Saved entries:
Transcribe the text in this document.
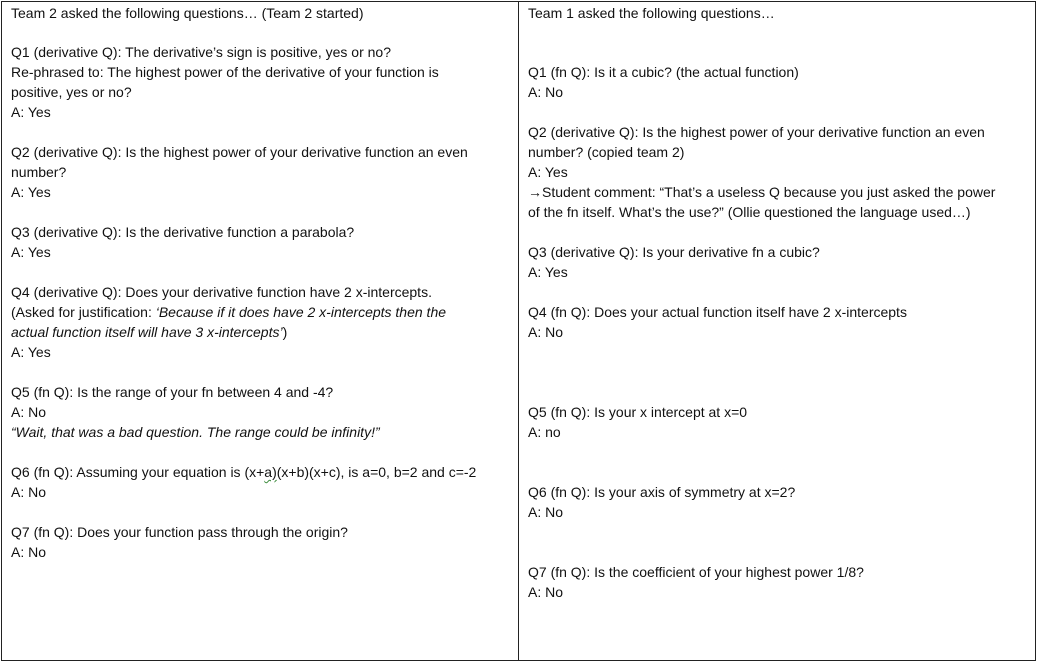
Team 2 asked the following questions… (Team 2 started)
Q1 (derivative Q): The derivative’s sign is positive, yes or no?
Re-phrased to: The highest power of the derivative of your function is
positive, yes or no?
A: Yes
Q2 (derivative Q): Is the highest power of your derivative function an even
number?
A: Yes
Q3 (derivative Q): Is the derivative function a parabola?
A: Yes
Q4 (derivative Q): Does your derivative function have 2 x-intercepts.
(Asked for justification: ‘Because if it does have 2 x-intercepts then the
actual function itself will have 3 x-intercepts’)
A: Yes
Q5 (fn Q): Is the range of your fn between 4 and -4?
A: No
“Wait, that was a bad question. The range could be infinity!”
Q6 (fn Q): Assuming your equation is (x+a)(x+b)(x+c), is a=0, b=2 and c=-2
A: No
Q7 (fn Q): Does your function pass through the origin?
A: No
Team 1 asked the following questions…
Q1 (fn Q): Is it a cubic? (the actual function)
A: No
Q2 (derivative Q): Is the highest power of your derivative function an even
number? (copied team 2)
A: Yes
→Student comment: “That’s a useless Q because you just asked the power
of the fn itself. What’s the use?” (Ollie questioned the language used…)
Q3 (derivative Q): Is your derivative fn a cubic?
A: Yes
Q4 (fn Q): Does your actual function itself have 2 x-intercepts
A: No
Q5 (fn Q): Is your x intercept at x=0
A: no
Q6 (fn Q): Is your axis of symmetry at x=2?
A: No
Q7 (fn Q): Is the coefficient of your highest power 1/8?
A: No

...

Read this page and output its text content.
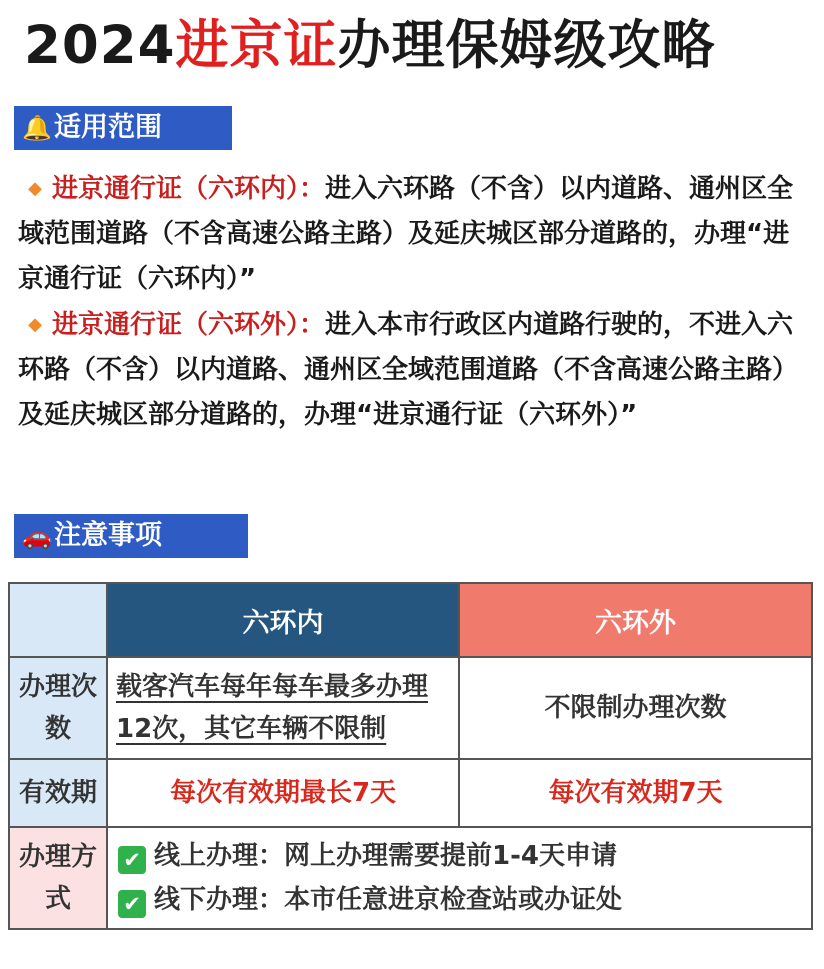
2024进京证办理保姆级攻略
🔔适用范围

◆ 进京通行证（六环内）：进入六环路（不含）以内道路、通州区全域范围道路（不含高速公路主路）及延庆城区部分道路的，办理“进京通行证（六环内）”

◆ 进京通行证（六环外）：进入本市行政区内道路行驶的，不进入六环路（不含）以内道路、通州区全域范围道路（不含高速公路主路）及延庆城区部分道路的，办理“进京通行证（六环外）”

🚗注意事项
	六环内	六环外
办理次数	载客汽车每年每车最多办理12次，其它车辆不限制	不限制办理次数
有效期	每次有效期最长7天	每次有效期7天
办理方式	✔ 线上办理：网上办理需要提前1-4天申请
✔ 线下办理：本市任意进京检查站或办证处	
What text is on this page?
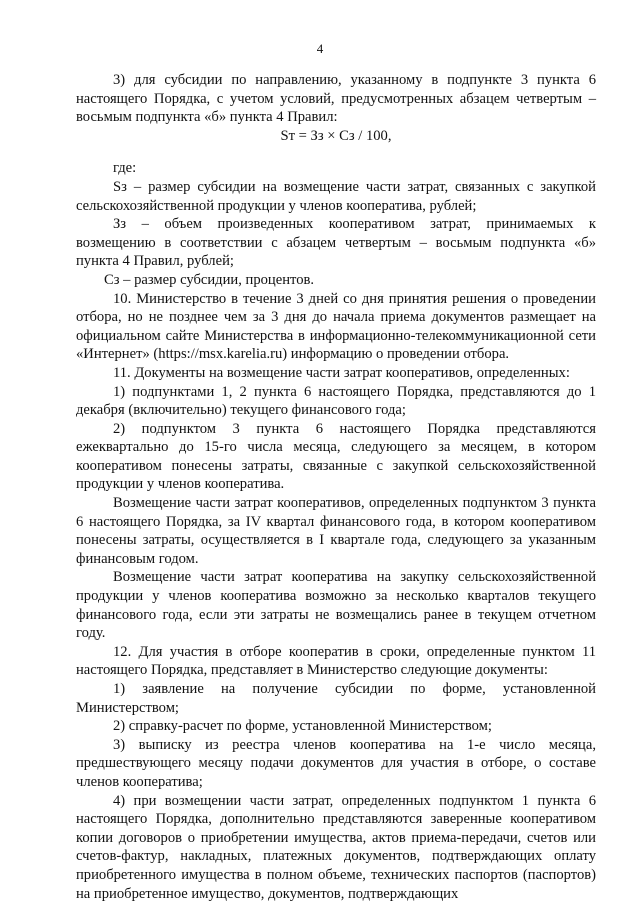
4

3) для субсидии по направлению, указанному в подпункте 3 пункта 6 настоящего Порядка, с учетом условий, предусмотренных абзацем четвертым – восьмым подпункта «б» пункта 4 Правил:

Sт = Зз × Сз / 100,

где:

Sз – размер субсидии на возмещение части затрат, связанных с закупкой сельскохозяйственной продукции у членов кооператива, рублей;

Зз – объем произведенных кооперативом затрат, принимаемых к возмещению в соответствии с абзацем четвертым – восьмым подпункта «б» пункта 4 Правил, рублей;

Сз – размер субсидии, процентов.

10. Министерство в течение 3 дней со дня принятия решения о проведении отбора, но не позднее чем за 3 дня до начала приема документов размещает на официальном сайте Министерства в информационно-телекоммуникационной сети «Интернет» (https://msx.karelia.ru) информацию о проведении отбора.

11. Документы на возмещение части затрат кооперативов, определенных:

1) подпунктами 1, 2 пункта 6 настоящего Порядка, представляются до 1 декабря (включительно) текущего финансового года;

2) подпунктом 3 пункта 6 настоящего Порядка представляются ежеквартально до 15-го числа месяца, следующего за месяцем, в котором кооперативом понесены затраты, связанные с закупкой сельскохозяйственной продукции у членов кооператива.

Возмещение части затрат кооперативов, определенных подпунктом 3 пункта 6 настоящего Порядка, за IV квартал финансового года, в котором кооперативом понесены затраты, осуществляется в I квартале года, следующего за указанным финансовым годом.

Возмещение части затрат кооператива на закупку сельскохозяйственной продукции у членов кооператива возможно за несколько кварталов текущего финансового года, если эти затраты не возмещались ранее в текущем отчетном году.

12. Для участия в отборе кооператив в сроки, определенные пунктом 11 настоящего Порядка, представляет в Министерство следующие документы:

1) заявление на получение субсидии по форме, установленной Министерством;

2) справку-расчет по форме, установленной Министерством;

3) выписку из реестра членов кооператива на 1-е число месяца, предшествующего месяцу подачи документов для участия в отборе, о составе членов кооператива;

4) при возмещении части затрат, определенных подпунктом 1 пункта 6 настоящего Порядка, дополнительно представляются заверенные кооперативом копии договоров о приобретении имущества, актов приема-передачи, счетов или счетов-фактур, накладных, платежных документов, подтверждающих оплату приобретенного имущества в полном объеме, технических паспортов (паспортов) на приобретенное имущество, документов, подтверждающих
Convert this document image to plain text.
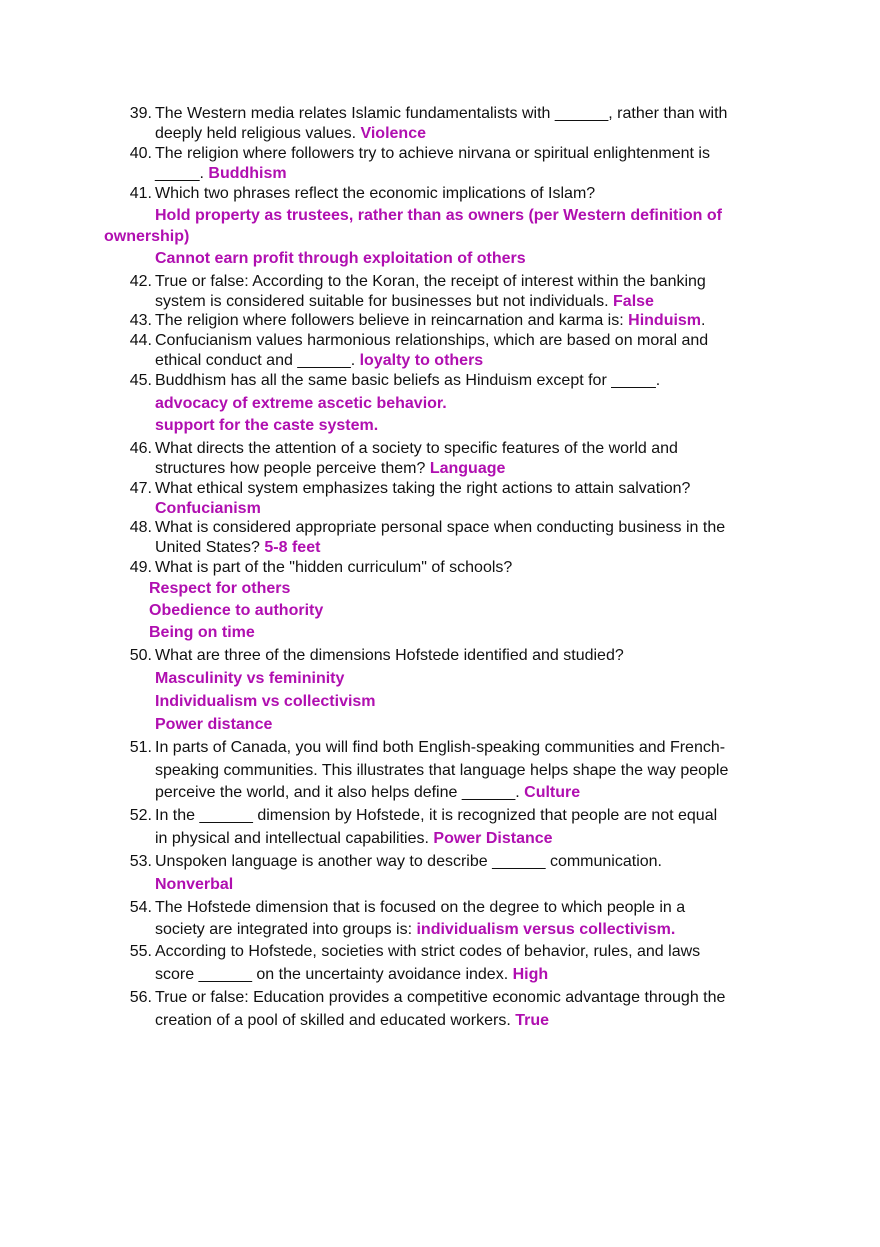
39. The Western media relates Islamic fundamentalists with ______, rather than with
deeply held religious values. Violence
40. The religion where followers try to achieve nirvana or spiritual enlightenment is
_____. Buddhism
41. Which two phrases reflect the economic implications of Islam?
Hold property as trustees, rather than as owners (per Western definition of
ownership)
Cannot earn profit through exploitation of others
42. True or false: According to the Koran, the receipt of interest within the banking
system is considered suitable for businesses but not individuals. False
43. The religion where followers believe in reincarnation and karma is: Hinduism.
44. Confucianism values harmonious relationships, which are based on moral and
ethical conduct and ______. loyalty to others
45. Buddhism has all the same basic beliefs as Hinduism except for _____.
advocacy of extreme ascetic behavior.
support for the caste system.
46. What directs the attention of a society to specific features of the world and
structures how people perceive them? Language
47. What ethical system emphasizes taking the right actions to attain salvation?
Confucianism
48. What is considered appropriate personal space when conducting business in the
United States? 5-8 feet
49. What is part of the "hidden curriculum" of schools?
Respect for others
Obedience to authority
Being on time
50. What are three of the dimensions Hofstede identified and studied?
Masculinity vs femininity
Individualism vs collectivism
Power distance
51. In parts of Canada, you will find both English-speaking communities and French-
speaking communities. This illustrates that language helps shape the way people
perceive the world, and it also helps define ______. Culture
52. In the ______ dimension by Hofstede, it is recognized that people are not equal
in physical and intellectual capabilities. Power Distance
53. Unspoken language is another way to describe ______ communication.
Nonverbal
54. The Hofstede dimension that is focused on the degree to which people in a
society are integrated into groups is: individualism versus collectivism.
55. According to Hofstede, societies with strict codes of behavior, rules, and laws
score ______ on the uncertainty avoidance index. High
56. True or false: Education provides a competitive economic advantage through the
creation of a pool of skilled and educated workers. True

- Work to be completed
Filter the records down to the lines that contain the string "участия", and copy those lines.

- Finished exercise
12. Для участия в отборе кооператив в сроки, определенные пунктом 11 настоящего Порядка, представляет в Министерство следующие документы:
3) выписку из реестра членов кооператива на 1-е число месяца, предшествующего месяцу подачи документов для участия в отборе, о составе членов кооператива;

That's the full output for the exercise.